Le conflit au Soudan du Sud a déplacé des milliers de personnes en octobre, selon le HCR

4 novembre 2016

Le conflit au Soudan du Sud, « l'une des plus grandes crises humanitaires au monde », continue d'engendrer de grandes souffrances et d'énormes volumes de déplacements, a indiqué vendredi le Haut-Commissariat des Nations Unies pour les réfugiés (HCR).

Selon les informations dont disposent le HCR, pendant le mois d'octobre, 3.500 personnes en moyenne ont fui chaque jour le Soudan du Sud vers les pays voisins : l'Ouganda, la République démocratique du Congo (RDC), l'Ethiopie et le Soudan.

« Dans ces pays, le HCR, les autorités nationales et d'autres acteurs humanitaires s'efforcent de créer des conditions sûres et humaines pour les nouveaux arrivants », a déclaré une porte-parole du HCR, Cécile Pouilly, lors d'un point de presse à Genève, précisant que neuf personnes déplacées sur dix sont des femmes et des enfants.

La plus grande partie de cet exode a été vers l'Ouganda, qui a vu arriver plus d'un quart de million de nouveaux réfugiés depuis la réémergence des violences à Juba le 7 juillet. Un nouveau site à Bidibidi a été ouvert en août et est devenu l'une des plus grandes zones d'accueil de réfugiés dans le monde. Elle compte aujourd'hui 170.000 réfugiés sud-soudanais.

En République démocratique du Congo, 60.000 réfugiés sont arrivés depuis juillet 2016. L'Ethiopie a enregistré 36.600 nouveaux arrivants depuis le début de septembre. Au Soudan, le nombre de réfugiés sud-soudanais a dépassé le seuil d'un quart de million.

Ces personnes « dénoncent des groupes armés qui harcèlent des civils, tuent et torturent des personnes suspectées de soutenir des factions adverses, brûlent des villages, agressent sexuellement des femmes et des filles et recrutent des jeunes hommes et des garçons », a dit Mme Pouilly.

« Au cours des dernières semaines, les réfugiés utilisent de plus en plus les points de passage informels de la frontière, en raison de la présence de groupes armés empêchant les gens d'utiliser les routes principales », a expliqué la porte-parole. « De nombreux réfugiés déclarent avoir dû marcher dans la brousse pendant des jours, souvent sans nourriture ni eau ».

« Fournir une aide immédiate, y compris de la nourriture, de l'eau et un abri, demeure la principale priorité du HCR », a souligné Mme Pouilly. « Mais un grave sous-financement entrave nos efforts sur le terrain ».

Le HCR a précisé que tous les réfugiés de tous les sites recevront des parcelles de terrain, des matériaux de construction, des articles ménagers et des outils agricoles pour les aider à devenir autonomes.

# [VOTRE CONSIGNE]
Répondez aux questions suivantes d'après l'article sur le Soudan du Sud.
(a) Combien de personnes ont fui chaque jour le Soudan du Sud, en moyenne, pendant le mois d'octobre ?
(b) Quand le site de Bidibidi a-t-il été ouvert, et combien de réfugiés sud-soudanais compte-t-il aujourd'hui ?
(c) Combien de nouveaux arrivants l'Ethiopie a-t-elle enregistrés depuis le début de septembre ?

# [DONNÉES PRÉSENTÉES]

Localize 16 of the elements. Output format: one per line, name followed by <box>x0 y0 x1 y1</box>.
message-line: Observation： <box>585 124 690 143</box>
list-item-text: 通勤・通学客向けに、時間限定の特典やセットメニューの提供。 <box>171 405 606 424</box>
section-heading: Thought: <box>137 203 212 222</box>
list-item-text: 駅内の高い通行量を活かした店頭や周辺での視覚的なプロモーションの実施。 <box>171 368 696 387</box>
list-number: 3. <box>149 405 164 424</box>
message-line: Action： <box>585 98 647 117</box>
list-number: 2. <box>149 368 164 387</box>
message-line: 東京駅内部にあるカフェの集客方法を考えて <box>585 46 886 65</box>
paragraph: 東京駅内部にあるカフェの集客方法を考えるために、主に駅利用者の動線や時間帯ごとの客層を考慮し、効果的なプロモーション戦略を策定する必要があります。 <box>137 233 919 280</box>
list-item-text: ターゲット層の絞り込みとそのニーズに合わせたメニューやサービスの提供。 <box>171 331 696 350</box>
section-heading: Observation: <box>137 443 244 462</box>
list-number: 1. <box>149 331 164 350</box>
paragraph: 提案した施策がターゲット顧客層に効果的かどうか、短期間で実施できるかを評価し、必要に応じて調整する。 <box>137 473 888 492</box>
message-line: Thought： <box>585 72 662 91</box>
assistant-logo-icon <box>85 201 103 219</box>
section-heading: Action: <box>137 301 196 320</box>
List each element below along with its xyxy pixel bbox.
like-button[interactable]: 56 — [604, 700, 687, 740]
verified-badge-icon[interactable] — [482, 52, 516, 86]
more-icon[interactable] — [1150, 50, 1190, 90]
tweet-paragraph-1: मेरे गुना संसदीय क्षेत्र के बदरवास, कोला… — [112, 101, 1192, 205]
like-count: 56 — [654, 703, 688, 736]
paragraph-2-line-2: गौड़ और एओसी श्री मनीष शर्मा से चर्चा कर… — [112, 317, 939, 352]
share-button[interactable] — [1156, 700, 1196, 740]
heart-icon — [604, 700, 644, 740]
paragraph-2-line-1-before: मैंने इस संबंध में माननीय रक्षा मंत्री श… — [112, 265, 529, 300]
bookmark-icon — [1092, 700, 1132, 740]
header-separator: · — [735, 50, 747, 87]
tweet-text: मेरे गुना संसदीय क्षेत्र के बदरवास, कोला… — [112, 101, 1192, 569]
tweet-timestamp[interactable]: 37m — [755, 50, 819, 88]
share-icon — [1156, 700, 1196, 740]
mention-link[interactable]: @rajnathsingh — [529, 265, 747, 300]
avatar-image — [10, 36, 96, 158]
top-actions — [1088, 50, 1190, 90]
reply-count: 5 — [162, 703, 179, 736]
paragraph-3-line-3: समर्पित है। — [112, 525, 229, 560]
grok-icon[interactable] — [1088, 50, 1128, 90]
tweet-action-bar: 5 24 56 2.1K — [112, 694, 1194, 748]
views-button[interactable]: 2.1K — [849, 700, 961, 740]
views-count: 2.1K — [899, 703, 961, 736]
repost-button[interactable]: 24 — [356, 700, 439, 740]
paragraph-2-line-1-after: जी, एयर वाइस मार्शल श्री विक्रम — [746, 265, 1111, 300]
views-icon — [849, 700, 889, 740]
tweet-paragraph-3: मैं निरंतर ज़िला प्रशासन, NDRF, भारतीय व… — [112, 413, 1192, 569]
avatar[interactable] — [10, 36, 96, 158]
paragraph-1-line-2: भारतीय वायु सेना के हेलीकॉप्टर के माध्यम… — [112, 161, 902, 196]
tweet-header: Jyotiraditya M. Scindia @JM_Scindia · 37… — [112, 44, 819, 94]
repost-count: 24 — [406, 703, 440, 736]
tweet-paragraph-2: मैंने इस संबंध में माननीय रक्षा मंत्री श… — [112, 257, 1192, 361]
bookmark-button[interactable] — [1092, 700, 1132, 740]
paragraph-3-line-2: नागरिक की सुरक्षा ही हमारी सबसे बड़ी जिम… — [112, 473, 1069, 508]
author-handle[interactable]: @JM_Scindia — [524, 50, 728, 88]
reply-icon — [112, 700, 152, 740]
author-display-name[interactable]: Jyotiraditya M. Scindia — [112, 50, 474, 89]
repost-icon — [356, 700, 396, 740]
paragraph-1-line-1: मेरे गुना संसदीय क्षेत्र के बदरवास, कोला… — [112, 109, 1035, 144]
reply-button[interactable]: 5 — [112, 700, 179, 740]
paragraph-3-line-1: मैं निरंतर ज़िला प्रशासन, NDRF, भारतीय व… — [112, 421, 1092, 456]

# [SOLUTION DÉTAILLÉE]
(a) 3.500 personnes en moyenne ont fui chaque jour.
(b) Le site a été ouvert en août et compte aujourd'hui 170.000 réfugiés sud-soudanais.
(c) L'Ethiopie a enregistré 36.600 nouveaux arrivants.